:: Exercise brief ::
Find each line with the word "toujours" and state how many there are, nothing more.

-- Start Raw records --

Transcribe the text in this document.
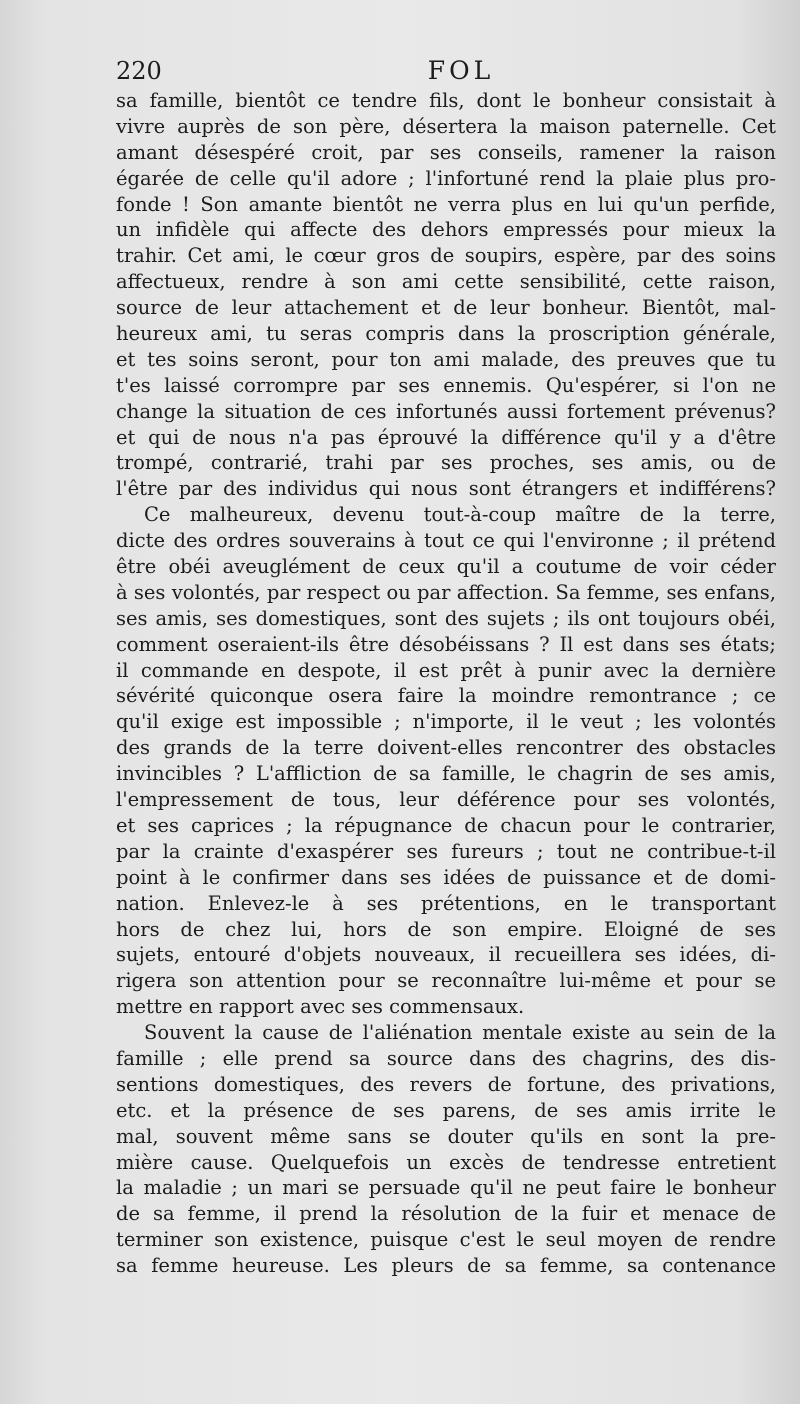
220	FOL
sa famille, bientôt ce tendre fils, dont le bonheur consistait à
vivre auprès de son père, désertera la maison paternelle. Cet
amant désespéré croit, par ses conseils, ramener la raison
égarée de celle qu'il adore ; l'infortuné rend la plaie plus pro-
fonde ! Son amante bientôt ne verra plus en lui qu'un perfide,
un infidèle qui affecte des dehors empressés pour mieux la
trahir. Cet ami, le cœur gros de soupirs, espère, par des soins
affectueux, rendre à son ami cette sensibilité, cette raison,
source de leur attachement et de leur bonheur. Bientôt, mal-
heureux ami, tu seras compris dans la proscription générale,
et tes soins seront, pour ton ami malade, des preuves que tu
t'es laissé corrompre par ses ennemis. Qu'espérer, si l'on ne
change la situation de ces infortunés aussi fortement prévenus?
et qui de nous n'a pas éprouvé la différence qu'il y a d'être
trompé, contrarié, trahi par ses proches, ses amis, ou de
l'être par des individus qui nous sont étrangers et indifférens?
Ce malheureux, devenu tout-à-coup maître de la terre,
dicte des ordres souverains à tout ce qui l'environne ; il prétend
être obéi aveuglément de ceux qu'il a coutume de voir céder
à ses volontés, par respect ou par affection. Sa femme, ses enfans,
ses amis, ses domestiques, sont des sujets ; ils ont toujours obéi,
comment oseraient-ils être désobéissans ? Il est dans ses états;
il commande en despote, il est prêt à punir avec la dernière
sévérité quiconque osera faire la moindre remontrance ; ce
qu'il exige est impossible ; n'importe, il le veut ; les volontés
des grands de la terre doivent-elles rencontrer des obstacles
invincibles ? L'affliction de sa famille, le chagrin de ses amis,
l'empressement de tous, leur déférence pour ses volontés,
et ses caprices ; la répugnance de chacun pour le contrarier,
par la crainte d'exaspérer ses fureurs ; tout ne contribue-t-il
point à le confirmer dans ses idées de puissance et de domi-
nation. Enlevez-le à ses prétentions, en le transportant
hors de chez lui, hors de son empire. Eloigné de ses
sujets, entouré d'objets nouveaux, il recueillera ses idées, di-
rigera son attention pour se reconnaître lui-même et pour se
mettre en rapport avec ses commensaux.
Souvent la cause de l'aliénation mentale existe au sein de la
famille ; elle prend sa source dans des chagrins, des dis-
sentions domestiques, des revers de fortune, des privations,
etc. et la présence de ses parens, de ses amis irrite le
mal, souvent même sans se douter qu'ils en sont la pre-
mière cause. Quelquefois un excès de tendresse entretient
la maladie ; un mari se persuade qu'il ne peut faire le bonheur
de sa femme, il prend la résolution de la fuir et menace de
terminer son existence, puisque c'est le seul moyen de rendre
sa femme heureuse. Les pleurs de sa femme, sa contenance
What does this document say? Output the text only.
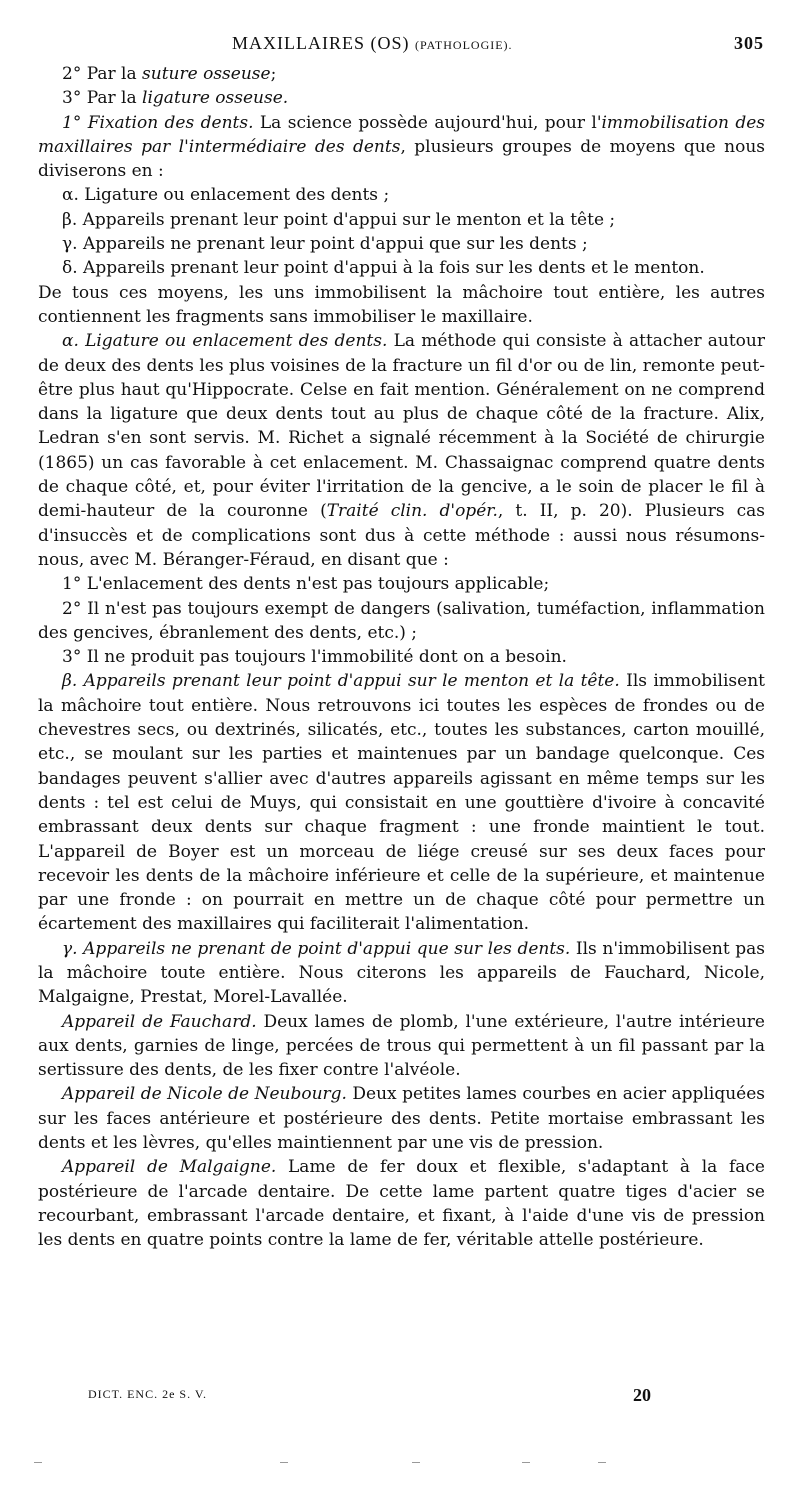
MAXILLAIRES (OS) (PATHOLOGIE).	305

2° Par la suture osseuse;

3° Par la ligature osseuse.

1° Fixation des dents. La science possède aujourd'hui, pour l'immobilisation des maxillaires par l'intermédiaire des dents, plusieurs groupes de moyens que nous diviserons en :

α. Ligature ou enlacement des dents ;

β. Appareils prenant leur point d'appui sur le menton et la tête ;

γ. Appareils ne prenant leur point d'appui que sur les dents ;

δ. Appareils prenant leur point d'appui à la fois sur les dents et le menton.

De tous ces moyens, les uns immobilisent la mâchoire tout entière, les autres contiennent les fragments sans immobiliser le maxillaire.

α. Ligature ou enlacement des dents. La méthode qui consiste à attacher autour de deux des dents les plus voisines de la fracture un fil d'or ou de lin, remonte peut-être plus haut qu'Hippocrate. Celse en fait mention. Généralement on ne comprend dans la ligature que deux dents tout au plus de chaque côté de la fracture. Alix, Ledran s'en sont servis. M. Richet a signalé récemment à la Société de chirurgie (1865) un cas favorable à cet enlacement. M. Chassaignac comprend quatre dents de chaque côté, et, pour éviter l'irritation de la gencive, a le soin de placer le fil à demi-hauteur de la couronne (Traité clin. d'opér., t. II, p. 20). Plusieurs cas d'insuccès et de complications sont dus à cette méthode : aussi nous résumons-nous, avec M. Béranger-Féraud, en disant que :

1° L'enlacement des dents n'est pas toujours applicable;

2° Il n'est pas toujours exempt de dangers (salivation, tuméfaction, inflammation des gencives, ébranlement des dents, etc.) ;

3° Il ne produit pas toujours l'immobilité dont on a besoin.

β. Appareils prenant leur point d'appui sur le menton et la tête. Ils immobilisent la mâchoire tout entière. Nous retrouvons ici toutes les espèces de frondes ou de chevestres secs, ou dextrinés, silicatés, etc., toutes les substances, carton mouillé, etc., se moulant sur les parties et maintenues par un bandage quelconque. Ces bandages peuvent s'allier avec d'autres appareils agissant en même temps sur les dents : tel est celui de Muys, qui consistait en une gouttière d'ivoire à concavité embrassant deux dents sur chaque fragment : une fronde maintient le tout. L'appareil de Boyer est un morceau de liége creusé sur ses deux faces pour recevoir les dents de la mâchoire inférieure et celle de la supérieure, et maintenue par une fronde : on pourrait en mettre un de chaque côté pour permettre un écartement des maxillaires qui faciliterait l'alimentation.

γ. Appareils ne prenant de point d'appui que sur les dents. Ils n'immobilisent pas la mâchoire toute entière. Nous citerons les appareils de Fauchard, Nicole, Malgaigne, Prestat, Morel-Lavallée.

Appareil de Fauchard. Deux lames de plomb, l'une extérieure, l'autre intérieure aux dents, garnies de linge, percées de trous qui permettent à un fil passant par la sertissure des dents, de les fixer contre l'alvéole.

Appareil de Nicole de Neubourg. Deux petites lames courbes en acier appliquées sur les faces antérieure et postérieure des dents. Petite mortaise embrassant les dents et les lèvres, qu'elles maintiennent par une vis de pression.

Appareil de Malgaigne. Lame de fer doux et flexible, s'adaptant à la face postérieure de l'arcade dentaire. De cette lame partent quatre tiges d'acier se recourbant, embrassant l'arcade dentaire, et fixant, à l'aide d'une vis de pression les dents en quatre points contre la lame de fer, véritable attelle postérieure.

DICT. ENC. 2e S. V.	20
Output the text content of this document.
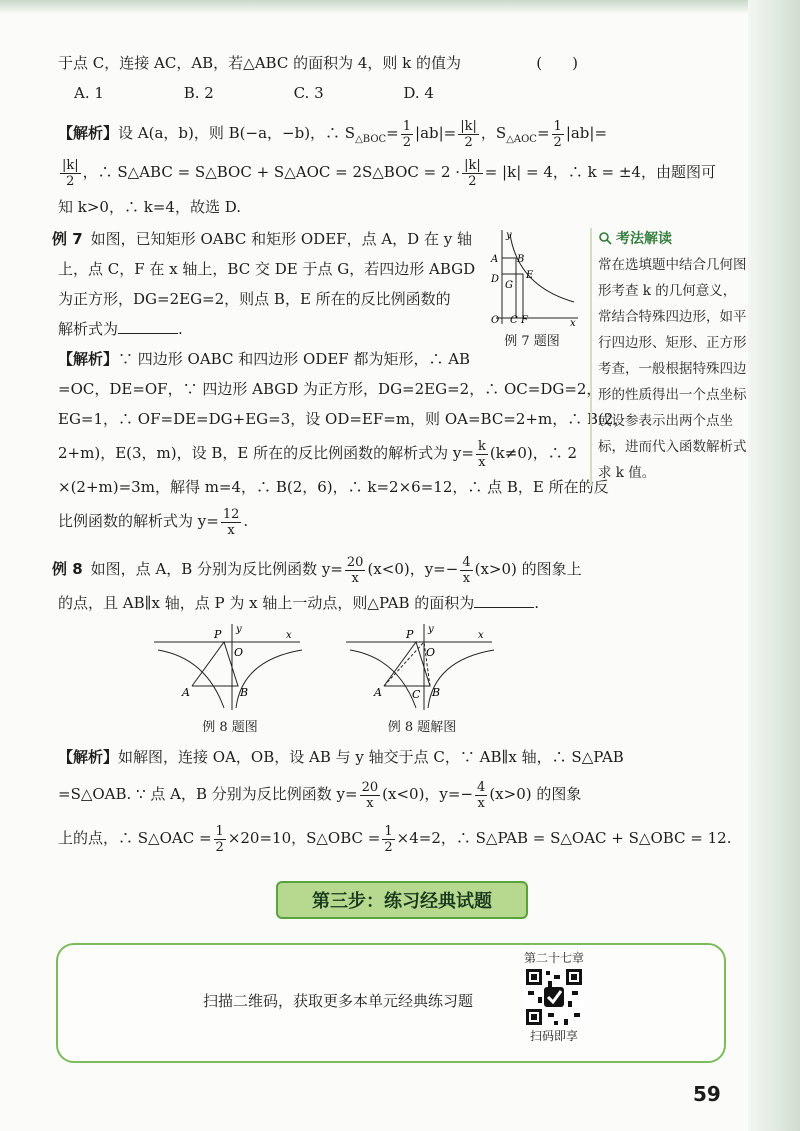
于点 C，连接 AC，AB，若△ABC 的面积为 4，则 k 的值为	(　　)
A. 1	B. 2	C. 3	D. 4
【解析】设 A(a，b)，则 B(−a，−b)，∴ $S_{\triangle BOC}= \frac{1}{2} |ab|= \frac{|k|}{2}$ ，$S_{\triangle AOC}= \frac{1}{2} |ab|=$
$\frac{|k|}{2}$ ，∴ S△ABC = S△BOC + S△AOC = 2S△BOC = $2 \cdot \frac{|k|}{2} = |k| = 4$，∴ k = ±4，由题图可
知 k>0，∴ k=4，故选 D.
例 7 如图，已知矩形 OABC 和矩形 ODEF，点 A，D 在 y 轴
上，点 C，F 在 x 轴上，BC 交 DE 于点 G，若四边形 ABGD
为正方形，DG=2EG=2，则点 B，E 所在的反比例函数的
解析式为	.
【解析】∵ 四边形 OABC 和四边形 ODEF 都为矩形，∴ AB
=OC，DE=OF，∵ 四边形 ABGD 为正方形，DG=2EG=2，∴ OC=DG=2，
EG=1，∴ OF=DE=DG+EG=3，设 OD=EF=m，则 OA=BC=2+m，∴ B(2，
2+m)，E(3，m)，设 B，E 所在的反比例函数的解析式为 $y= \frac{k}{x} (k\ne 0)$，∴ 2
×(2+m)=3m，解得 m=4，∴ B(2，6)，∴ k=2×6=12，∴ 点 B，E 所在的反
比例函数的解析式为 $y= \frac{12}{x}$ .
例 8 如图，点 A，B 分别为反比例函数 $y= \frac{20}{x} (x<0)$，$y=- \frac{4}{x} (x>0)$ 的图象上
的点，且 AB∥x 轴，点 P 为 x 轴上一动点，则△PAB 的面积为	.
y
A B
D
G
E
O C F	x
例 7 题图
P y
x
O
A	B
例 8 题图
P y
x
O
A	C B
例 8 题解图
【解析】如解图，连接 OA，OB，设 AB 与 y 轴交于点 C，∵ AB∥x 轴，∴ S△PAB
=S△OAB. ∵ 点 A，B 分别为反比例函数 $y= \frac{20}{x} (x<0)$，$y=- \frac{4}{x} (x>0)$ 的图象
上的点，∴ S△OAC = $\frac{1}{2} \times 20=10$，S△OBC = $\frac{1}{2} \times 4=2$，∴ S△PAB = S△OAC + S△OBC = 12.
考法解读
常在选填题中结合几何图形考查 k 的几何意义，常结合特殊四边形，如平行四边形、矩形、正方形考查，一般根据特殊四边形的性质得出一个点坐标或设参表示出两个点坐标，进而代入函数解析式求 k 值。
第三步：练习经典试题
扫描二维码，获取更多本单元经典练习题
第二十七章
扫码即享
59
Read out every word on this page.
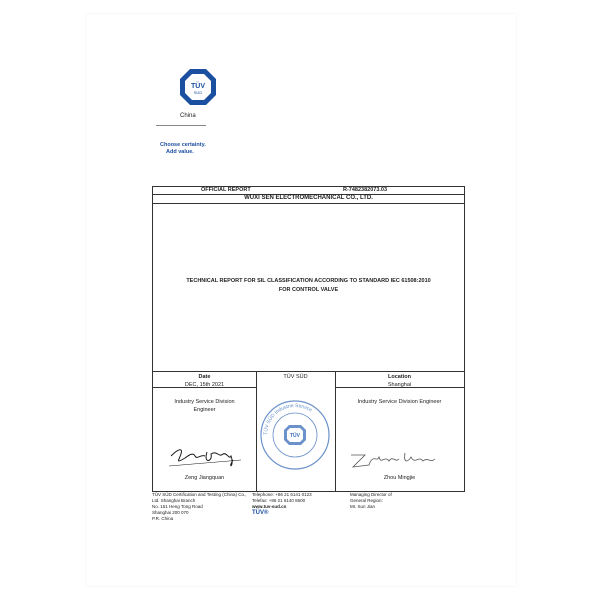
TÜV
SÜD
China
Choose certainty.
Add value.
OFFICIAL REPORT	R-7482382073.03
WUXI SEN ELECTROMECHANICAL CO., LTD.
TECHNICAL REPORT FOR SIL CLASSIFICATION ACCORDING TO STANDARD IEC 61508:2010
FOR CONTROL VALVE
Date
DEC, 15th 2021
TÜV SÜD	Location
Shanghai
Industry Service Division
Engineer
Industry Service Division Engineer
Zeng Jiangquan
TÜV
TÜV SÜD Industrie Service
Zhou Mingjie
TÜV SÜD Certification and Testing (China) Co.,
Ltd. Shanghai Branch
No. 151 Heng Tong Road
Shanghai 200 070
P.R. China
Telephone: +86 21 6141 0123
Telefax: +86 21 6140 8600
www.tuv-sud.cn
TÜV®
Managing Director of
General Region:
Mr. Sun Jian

-- End Raw records --

:: Finished exercise ::
4